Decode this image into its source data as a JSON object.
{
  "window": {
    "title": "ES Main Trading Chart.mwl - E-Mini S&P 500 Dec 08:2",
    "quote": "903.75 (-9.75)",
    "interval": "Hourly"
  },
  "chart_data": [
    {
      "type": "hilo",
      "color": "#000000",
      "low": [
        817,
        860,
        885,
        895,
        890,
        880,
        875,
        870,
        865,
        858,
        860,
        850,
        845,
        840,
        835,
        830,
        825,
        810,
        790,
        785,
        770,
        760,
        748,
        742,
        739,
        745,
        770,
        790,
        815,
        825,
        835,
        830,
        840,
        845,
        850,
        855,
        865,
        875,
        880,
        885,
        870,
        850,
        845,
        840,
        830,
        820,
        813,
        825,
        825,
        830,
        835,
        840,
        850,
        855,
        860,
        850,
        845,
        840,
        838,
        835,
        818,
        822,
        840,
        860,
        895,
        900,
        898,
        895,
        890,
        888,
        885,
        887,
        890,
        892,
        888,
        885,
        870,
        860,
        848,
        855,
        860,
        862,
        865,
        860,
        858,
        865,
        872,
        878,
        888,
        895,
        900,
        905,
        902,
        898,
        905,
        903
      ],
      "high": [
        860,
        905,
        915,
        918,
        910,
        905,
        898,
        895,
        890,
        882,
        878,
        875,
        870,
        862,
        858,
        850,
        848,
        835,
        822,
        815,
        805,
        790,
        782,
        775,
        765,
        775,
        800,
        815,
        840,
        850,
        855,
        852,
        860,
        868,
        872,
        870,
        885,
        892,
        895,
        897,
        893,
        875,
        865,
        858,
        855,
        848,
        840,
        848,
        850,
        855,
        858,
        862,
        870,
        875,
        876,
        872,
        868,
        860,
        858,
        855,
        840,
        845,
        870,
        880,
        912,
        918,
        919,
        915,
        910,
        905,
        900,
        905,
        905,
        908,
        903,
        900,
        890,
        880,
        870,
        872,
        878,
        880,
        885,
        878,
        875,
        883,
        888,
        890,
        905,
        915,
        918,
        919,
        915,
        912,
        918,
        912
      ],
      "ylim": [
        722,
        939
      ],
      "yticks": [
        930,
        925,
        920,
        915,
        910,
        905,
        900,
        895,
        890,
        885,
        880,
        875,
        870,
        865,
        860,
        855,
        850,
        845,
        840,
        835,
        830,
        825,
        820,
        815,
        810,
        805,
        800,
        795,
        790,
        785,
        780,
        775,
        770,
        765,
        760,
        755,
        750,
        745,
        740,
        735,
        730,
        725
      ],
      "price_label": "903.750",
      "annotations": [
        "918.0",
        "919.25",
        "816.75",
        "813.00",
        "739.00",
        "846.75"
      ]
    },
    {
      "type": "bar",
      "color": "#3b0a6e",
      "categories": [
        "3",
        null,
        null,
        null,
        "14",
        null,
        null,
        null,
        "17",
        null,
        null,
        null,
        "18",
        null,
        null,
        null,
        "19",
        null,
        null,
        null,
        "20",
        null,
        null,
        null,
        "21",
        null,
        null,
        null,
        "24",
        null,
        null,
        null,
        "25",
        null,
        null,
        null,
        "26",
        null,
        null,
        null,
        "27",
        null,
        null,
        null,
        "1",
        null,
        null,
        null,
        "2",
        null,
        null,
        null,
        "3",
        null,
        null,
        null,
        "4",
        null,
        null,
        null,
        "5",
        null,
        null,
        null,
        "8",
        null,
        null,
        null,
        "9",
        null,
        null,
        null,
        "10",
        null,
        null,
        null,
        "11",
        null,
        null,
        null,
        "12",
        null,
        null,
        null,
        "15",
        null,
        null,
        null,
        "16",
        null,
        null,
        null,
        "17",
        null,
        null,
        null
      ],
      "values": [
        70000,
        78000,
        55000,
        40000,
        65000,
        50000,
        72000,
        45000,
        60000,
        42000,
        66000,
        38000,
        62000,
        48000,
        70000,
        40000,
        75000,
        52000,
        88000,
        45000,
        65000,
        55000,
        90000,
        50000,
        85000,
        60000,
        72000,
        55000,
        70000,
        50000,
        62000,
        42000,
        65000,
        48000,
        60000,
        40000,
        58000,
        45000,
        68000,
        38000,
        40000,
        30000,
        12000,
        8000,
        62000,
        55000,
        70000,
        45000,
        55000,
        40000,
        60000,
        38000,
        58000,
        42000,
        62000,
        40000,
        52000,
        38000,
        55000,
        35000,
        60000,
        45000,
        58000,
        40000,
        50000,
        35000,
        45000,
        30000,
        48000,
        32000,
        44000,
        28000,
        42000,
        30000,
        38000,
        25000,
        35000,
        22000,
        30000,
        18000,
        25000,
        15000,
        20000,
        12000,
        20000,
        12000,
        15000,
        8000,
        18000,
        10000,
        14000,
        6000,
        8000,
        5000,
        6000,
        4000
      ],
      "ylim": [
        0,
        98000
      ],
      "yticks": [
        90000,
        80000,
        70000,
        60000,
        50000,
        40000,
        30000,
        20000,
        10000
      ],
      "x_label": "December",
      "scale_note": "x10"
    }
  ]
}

:::

Given instruction -> Copy the data above in full, character for character.

Response for this exercise ->
Decode this image into its source data as a JSON object.
{
  "window": {
    "title": "ES Main Trading Chart.mwl - E-Mini S&P 500 Dec 08:2",
    "quote": "903.75 (-9.75)",
    "interval": "Hourly"
  },
  "chart_data": [
    {
      "type": "hilo",
      "color": "#000000",
      "low": [
        817,
        860,
        885,
        895,
        890,
        880,
        875,
        870,
        865,
        858,
        860,
        850,
        845,
        840,
        835,
        830,
        825,
        810,
        790,
        785,
        770,
        760,
        748,
        742,
        739,
        745,
        770,
        790,
        815,
        825,
        835,
        830,
        840,
        845,
        850,
        855,
        865,
        875,
        880,
        885,
        870,
        850,
        845,
        840,
        830,
        820,
        813,
        825,
        825,
        830,
        835,
        840,
        850,
        855,
        860,
        850,
        845,
        840,
        838,
        835,
        818,
        822,
        840,
        860,
        895,
        900,
        898,
        895,
        890,
        888,
        885,
        887,
        890,
        892,
        888,
        885,
        870,
        860,
        848,
        855,
        860,
        862,
        865,
        860,
        858,
        865,
        872,
        878,
        888,
        895,
        900,
        905,
        902,
        898,
        905,
        903
      ],
      "high": [
        860,
        905,
        915,
        918,
        910,
        905,
        898,
        895,
        890,
        882,
        878,
        875,
        870,
        862,
        858,
        850,
        848,
        835,
        822,
        815,
        805,
        790,
        782,
        775,
        765,
        775,
        800,
        815,
        840,
        850,
        855,
        852,
        860,
        868,
        872,
        870,
        885,
        892,
        895,
        897,
        893,
        875,
        865,
        858,
        855,
        848,
        840,
        848,
        850,
        855,
        858,
        862,
        870,
        875,
        876,
        872,
        868,
        860,
        858,
        855,
        840,
        845,
        870,
        880,
        912,
        918,
        919,
        915,
        910,
        905,
        900,
        905,
        905,
        908,
        903,
        900,
        890,
        880,
        870,
        872,
        878,
        880,
        885,
        878,
        875,
        883,
        888,
        890,
        905,
        915,
        918,
        919,
        915,
        912,
        918,
        912
      ],
      "ylim": [
        722,
        939
      ],
      "yticks": [
        930,
        925,
        920,
        915,
        910,
        905,
        900,
        895,
        890,
        885,
        880,
        875,
        870,
        865,
        860,
        855,
        850,
        845,
        840,
        835,
        830,
        825,
        820,
        815,
        810,
        805,
        800,
        795,
        790,
        785,
        780,
        775,
        770,
        765,
        760,
        755,
        750,
        745,
        740,
        735,
        730,
        725
      ],
      "price_label": "903.750",
      "annotations": [
        "918.0",
        "919.25",
        "816.75",
        "813.00",
        "739.00",
        "846.75"
      ]
    },
    {
      "type": "bar",
      "color": "#3b0a6e",
      "categories": [
        "3",
        null,
        null,
        null,
        "14",
        null,
        null,
        null,
        "17",
        null,
        null,
        null,
        "18",
        null,
        null,
        null,
        "19",
        null,
        null,
        null,
        "20",
        null,
        null,
        null,
        "21",
        null,
        null,
        null,
        "24",
        null,
        null,
        null,
        "25",
        null,
        null,
        null,
        "26",
        null,
        null,
        null,
        "27",
        null,
        null,
        null,
        "1",
        null,
        null,
        null,
        "2",
        null,
        null,
        null,
        "3",
        null,
        null,
        null,
        "4",
        null,
        null,
        null,
        "5",
        null,
        null,
        null,
        "8",
        null,
        null,
        null,
        "9",
        null,
        null,
        null,
        "10",
        null,
        null,
        null,
        "11",
        null,
        null,
        null,
        "12",
        null,
        null,
        null,
        "15",
        null,
        null,
        null,
        "16",
        null,
        null,
        null,
        "17",
        null,
        null,
        null
      ],
      "values": [
        70000,
        78000,
        55000,
        40000,
        65000,
        50000,
        72000,
        45000,
        60000,
        42000,
        66000,
        38000,
        62000,
        48000,
        70000,
        40000,
        75000,
        52000,
        88000,
        45000,
        65000,
        55000,
        90000,
        50000,
        85000,
        60000,
        72000,
        55000,
        70000,
        50000,
        62000,
        42000,
        65000,
        48000,
        60000,
        40000,
        58000,
        45000,
        68000,
        38000,
        40000,
        30000,
        12000,
        8000,
        62000,
        55000,
        70000,
        45000,
        55000,
        40000,
        60000,
        38000,
        58000,
        42000,
        62000,
        40000,
        52000,
        38000,
        55000,
        35000,
        60000,
        45000,
        58000,
        40000,
        50000,
        35000,
        45000,
        30000,
        48000,
        32000,
        44000,
        28000,
        42000,
        30000,
        38000,
        25000,
        35000,
        22000,
        30000,
        18000,
        25000,
        15000,
        20000,
        12000,
        20000,
        12000,
        15000,
        8000,
        18000,
        10000,
        14000,
        6000,
        8000,
        5000,
        6000,
        4000
      ],
      "ylim": [
        0,
        98000
      ],
      "yticks": [
        90000,
        80000,
        70000,
        60000,
        50000,
        40000,
        30000,
        20000,
        10000
      ],
      "x_label": "December",
      "scale_note": "x10"
    }
  ]
}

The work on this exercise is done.